● THE PROBLEM
Identify the lines that contain the word "ногами", then copy them.

╭──

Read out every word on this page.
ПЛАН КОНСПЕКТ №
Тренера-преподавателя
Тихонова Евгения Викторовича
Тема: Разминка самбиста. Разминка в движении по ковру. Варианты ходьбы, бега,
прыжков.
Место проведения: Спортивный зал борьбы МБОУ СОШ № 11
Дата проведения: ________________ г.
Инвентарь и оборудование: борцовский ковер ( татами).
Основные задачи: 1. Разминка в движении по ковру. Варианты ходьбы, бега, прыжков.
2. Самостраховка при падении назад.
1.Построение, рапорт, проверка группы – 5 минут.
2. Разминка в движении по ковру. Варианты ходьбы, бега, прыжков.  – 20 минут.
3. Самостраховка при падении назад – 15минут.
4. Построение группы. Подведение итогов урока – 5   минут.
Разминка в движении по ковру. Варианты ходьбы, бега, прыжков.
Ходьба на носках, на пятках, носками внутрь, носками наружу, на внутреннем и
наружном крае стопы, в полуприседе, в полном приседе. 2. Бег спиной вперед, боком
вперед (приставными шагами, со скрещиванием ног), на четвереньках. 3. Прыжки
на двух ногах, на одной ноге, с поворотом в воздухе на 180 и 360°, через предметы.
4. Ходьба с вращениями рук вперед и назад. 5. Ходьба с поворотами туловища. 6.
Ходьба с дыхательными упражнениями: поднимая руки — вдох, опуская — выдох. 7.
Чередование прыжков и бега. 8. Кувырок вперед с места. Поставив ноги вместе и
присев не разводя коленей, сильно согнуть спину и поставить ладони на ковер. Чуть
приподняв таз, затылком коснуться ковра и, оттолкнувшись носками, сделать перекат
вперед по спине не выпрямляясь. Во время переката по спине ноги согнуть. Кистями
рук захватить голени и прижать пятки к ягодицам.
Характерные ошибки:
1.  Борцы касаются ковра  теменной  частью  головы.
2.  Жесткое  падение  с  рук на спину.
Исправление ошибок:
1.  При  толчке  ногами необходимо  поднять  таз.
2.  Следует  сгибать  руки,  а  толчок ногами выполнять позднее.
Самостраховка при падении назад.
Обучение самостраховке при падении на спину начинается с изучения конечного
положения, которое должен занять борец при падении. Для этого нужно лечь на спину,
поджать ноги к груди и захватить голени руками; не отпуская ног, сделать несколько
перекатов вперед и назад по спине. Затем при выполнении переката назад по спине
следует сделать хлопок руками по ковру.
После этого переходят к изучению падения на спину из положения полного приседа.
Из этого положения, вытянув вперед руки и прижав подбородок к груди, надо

╰──

● THE SOLUTION
1.  При  толчке  ногами необходимо  поднять  таз.
2.  Следует  сгибать  руки,  а  толчок ногами выполнять позднее.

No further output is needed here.